(Rows from a layout dataset)
"""

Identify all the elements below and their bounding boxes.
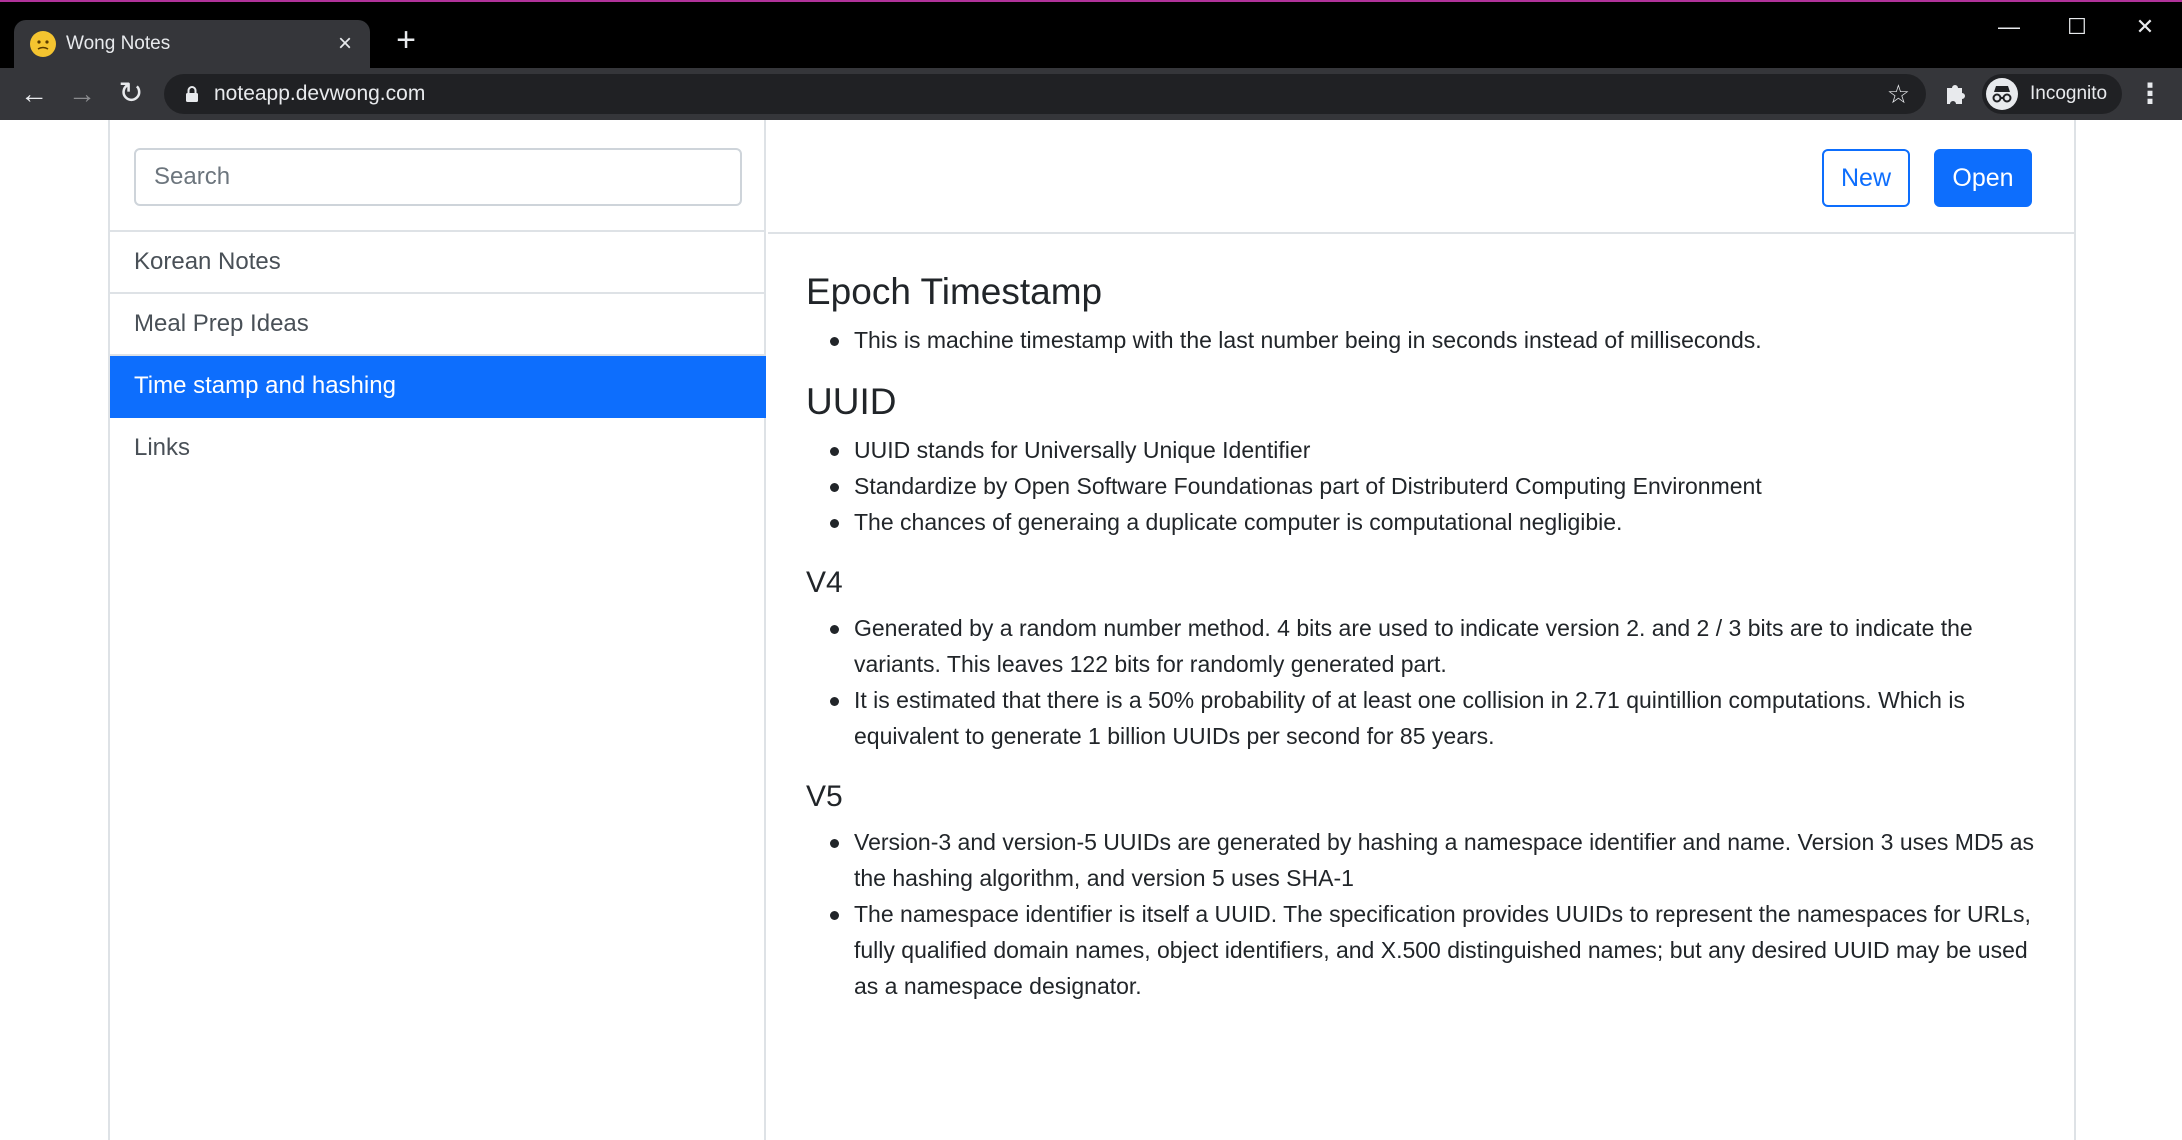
new-note-button[interactable]: New xyxy=(1822,149,1910,207)
emoji-favicon-icon xyxy=(30,31,56,57)
incognito-label: Incognito xyxy=(2030,83,2108,104)
close-tab-icon[interactable]: × xyxy=(332,31,358,57)
back-arrow-icon[interactable]: ← xyxy=(15,75,53,113)
note-toolbar: New Open xyxy=(768,120,2074,234)
incognito-icon xyxy=(1986,78,2018,110)
list-item: This is machine timestamp with the last … xyxy=(830,322,2046,358)
heading-uuid: UUID xyxy=(806,381,897,422)
kebab-menu-icon[interactable]: ⋮ xyxy=(2136,76,2164,112)
list-item: The chances of generaing a duplicate com… xyxy=(830,504,2046,540)
note-item-korean-notes[interactable]: Korean Notes xyxy=(110,232,766,294)
note-item-links[interactable]: Links xyxy=(110,418,766,480)
reload-icon[interactable]: ↻ xyxy=(112,75,150,113)
browser-tab[interactable]: Wong Notes × xyxy=(14,20,370,70)
list-item: Version-3 and version-5 UUIDs are genera… xyxy=(830,824,2046,896)
bullet-list: This is machine timestamp with the last … xyxy=(806,322,2046,358)
note-list: Korean Notes Meal Prep Ideas Time stamp … xyxy=(110,232,766,480)
open-note-button[interactable]: Open xyxy=(1934,149,2032,207)
list-item: Standardize by Open Software Foundationa… xyxy=(830,468,2046,504)
heading-v4: V4 xyxy=(806,566,843,599)
note-item-time-stamp-and-hashing[interactable]: Time stamp and hashing xyxy=(110,356,766,418)
tab-title: Wong Notes xyxy=(66,33,171,54)
list-item: The namespace identifier is itself a UUI… xyxy=(830,896,2046,1004)
search-input[interactable] xyxy=(134,148,742,206)
bookmark-star-icon[interactable]: ☆ xyxy=(1887,78,1910,110)
list-item: Generated by a random number method. 4 b… xyxy=(830,610,2046,682)
notes-app: Korean Notes Meal Prep Ideas Time stamp … xyxy=(108,120,2076,1140)
bullet-list: UUID stands for Universally Unique Ident… xyxy=(806,432,2046,540)
list-item: It is estimated that there is a 50% prob… xyxy=(830,682,2046,754)
bullet-list: Generated by a random number method. 4 b… xyxy=(806,610,2046,754)
lock-icon[interactable] xyxy=(182,84,202,104)
address-bar[interactable]: noteapp.devwong.com ☆ xyxy=(164,74,1926,114)
close-window-icon[interactable]: ✕ xyxy=(2120,10,2170,44)
search-area xyxy=(110,120,766,232)
maximize-window-icon[interactable]: ☐ xyxy=(2052,10,2102,44)
minimize-window-icon[interactable]: — xyxy=(1984,10,2034,44)
web-page: Korean Notes Meal Prep Ideas Time stamp … xyxy=(0,120,2182,1140)
incognito-profile-button[interactable]: Incognito xyxy=(1982,74,2122,114)
note-item-meal-prep-ideas[interactable]: Meal Prep Ideas xyxy=(110,294,766,356)
browser-tab-strip: Wong Notes × + — ☐ ✕ xyxy=(0,0,2182,70)
heading-epoch-timestamp: Epoch Timestamp xyxy=(806,271,1103,312)
forward-arrow-icon[interactable]: → xyxy=(63,75,101,113)
new-tab-icon[interactable]: + xyxy=(388,22,424,58)
sidebar: Korean Notes Meal Prep Ideas Time stamp … xyxy=(110,120,766,1140)
note-content: Epoch Timestamp This is machine timestam… xyxy=(806,270,2046,1004)
browser-toolbar: ← → ↻ noteapp.devwong.com ☆ Incognito ⋮ xyxy=(0,68,2182,120)
extensions-puzzle-icon[interactable] xyxy=(1938,78,1970,110)
heading-v5: V5 xyxy=(806,780,843,813)
note-panel: New Open Epoch Timestamp This is machine… xyxy=(768,120,2074,1140)
url-text[interactable]: noteapp.devwong.com xyxy=(214,82,425,106)
list-item: UUID stands for Universally Unique Ident… xyxy=(830,432,2046,468)
bullet-list: Version-3 and version-5 UUIDs are genera… xyxy=(806,824,2046,1004)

"""

How many lines in the data above contain the string "This"? Reply with the number alone.

4